== PROBLEM STATEMENT ==
Using the data below, copy each line that includes the word "removal".

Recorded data

########################################

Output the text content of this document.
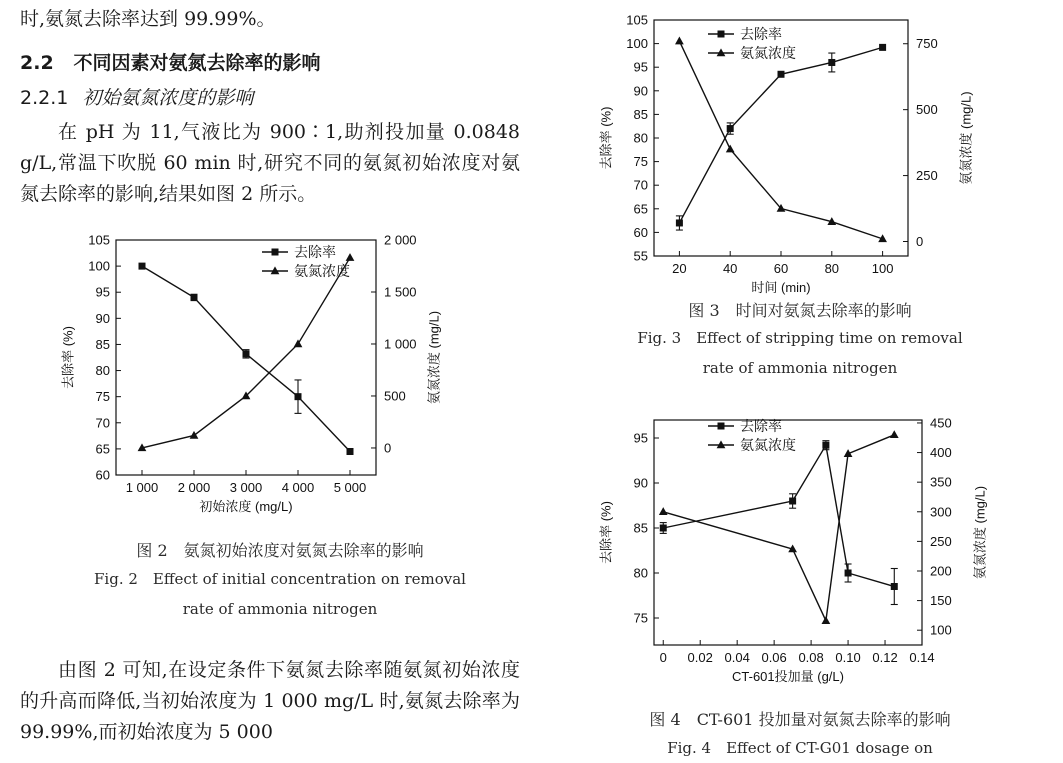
时,氨氮去除率达到 99.99%。

2.2 不同因素对氨氮去除率的影响

2.2.1 初始氨氮浓度的影响

在 pH 为 11,气液比为 900∶1,助剂投加量 0.0848 g/L,常温下吹脱 60 min 时,研究不同的氨氮初始浓度对氨氮去除率的影响,结果如图 2 所示。

1 000 2 000 3 000 4 000 5 000
60
65
70
75
80
85
90
95
100
105
0
500
1 000
1 500
2 000
初始浓度 (mg/L)
去除率 (%)	氨氮浓度 (mg/L)
去除率
氨氮浓度

图 2　氨氮初始浓度对氨氮去除率的影响

Fig. 2　Effect of initial concentration on removal

rate of ammonia nitrogen

由图 2 可知,在设定条件下氨氮去除率随氨氮初始浓度的升高而降低,当初始浓度为 1 000 mg/L 时,氨氮去除率为 99.99%,而初始浓度为 5 000

20	40	60	80	100
55
60
65
70
75
80
85
90
95
100
105
0
250
500
750
时间 (min)
去除率 (%)	氨氮浓度 (mg/L)
去除率
氨氮浓度

图 3　时间对氨氮去除率的影响

Fig. 3　Effect of stripping time on removal

rate of ammonia nitrogen

0 0.02 0.04 0.06 0.08 0.10 0.12 0.14
75
80
85
90
95
100
150
200
250
300
350
400
450
CT-601投加量 (g/L)
去除率 (%)	氨氮浓度 (mg/L)
去除率
氨氮浓度

图 4　CT-601 投加量对氨氮去除率的影响

Fig. 4　Effect of CT-G01 dosage on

########################################

== EXERCISE SOLUTION ==
Fig. 2　Effect of initial concentration on removal
Fig. 3　Effect of stripping time on removal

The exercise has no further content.